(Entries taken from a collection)

======

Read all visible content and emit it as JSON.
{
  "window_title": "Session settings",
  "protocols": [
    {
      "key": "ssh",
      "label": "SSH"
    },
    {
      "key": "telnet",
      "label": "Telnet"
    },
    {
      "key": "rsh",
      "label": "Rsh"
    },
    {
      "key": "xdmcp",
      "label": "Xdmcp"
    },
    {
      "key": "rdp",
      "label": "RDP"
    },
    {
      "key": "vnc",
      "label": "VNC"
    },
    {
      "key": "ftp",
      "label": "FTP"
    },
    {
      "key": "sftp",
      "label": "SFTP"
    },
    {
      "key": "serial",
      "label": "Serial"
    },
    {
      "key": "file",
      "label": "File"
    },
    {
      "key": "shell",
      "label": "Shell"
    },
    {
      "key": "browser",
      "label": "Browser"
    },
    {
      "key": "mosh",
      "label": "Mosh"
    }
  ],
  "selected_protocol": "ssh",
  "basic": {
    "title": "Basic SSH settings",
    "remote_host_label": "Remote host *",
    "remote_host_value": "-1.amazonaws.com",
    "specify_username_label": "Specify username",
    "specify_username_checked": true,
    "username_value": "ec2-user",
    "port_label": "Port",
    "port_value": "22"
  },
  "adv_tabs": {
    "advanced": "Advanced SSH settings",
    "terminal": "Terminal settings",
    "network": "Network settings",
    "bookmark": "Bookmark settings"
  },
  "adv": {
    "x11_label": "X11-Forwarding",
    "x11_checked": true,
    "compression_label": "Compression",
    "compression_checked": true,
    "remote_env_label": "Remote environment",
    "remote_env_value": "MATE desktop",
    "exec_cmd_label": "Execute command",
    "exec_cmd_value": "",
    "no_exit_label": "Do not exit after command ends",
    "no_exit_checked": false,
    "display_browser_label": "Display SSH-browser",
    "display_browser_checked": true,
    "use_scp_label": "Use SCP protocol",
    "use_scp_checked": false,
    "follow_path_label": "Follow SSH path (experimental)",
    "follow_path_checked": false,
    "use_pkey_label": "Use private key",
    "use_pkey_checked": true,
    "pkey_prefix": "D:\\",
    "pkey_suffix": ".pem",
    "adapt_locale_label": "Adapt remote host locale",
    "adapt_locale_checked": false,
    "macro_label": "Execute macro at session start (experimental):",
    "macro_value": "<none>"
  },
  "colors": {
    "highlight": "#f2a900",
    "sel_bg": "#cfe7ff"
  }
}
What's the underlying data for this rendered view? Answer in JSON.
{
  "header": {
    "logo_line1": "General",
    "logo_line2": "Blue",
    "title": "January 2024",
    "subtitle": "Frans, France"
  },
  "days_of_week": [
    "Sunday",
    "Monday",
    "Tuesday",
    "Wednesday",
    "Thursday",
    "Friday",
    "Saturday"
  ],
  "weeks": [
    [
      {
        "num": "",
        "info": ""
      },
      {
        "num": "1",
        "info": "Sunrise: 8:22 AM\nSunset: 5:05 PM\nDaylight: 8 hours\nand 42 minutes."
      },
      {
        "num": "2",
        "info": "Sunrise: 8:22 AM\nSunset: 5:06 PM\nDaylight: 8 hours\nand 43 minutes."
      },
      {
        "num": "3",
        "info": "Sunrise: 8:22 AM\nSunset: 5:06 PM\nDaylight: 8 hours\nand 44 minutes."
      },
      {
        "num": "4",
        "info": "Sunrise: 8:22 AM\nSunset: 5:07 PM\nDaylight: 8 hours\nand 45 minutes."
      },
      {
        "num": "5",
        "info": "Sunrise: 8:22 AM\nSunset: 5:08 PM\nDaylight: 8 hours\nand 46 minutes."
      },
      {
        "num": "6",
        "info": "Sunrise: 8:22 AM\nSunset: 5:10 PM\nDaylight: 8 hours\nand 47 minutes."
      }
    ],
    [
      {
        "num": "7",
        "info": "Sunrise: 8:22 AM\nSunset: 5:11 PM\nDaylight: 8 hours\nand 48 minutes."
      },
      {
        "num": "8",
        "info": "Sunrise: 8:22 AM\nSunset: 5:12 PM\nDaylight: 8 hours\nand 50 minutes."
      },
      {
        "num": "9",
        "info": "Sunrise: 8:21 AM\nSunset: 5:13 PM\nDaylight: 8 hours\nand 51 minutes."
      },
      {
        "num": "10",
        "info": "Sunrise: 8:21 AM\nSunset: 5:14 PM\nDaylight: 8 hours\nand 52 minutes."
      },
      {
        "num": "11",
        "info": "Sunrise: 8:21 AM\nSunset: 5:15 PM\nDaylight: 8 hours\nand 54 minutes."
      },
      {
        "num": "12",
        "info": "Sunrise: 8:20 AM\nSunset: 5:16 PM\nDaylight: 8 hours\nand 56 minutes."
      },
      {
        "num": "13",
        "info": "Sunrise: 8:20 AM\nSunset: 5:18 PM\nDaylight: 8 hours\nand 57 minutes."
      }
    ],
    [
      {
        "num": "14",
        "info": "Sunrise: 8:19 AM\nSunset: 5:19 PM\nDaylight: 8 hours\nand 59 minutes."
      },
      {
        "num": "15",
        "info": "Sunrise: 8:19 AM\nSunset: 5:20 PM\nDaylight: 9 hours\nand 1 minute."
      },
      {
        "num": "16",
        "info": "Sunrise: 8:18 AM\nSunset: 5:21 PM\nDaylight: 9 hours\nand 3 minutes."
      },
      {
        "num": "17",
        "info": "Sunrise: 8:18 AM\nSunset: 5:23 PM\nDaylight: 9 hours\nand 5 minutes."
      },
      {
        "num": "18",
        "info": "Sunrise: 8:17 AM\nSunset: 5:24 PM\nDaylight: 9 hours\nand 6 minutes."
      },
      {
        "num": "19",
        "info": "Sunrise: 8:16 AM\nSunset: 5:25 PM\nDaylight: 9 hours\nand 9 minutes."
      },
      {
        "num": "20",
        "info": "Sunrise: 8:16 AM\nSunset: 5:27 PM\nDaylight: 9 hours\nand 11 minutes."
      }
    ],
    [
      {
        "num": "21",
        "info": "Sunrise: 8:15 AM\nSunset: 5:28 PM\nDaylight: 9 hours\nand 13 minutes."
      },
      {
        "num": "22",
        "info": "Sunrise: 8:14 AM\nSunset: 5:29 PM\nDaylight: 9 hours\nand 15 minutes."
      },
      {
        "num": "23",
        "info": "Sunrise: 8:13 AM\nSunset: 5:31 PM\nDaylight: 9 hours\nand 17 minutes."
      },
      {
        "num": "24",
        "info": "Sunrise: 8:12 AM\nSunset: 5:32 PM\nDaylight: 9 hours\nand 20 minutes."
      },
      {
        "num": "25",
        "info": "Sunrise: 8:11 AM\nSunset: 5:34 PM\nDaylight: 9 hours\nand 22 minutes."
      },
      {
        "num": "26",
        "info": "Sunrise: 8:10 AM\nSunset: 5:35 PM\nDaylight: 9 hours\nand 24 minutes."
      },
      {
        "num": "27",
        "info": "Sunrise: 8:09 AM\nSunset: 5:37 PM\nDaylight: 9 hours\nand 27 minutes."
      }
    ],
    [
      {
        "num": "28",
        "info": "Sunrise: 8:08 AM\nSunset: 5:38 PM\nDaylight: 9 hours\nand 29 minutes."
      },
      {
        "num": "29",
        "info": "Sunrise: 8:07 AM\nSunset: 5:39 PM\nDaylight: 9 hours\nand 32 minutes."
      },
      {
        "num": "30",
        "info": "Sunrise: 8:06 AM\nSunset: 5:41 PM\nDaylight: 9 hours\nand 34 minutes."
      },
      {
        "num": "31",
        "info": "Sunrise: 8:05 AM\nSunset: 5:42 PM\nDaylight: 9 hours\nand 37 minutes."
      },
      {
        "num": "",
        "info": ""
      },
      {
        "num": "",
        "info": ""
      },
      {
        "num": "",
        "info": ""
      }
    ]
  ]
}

======

**AIM OF THE TASK**
Copy each line of the entries that includes the word "false".

**RESULT BELOW**
    "no_exit_checked": false,
    "use_scp_checked": false,
    "follow_path_checked": false,
    "adapt_locale_checked": false,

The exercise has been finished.